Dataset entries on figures
# # # # #
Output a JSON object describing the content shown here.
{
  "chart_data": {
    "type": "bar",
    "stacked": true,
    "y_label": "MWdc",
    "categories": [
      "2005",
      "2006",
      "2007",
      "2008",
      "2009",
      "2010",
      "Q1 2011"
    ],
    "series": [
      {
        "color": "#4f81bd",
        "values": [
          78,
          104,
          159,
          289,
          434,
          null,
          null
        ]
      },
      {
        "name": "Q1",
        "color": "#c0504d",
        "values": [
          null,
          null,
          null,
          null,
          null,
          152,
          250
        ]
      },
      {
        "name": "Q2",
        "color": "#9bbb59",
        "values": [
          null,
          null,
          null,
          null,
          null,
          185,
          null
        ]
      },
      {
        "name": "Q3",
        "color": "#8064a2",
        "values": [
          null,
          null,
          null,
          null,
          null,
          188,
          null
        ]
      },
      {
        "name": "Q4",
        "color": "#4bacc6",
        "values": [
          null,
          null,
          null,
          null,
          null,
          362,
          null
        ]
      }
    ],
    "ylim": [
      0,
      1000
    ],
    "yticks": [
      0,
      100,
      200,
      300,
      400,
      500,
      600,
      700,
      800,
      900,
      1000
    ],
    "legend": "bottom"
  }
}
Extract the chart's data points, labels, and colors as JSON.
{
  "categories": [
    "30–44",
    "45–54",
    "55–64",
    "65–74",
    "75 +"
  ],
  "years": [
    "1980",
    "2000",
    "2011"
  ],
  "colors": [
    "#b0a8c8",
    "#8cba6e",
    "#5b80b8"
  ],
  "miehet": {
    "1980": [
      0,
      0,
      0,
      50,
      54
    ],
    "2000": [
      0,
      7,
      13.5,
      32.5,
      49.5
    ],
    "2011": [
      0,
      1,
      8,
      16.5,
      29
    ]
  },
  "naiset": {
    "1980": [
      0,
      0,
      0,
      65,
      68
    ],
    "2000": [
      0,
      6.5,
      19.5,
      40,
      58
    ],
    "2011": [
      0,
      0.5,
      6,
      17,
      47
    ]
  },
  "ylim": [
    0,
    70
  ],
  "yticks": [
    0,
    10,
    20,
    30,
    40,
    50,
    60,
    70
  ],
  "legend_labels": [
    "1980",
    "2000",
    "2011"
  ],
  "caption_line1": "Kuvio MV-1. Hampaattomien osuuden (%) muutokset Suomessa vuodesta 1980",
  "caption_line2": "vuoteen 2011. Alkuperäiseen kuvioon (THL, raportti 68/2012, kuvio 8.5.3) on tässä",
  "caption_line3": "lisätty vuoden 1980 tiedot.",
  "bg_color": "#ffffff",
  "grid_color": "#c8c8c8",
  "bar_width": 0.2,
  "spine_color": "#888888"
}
# # # # #
▸ **What to work on**
Look through the entries above; copy every line holding the string "colors".

▸ **Written answer**
Extract the chart's data points, labels, and colors as JSON.
  "colors": [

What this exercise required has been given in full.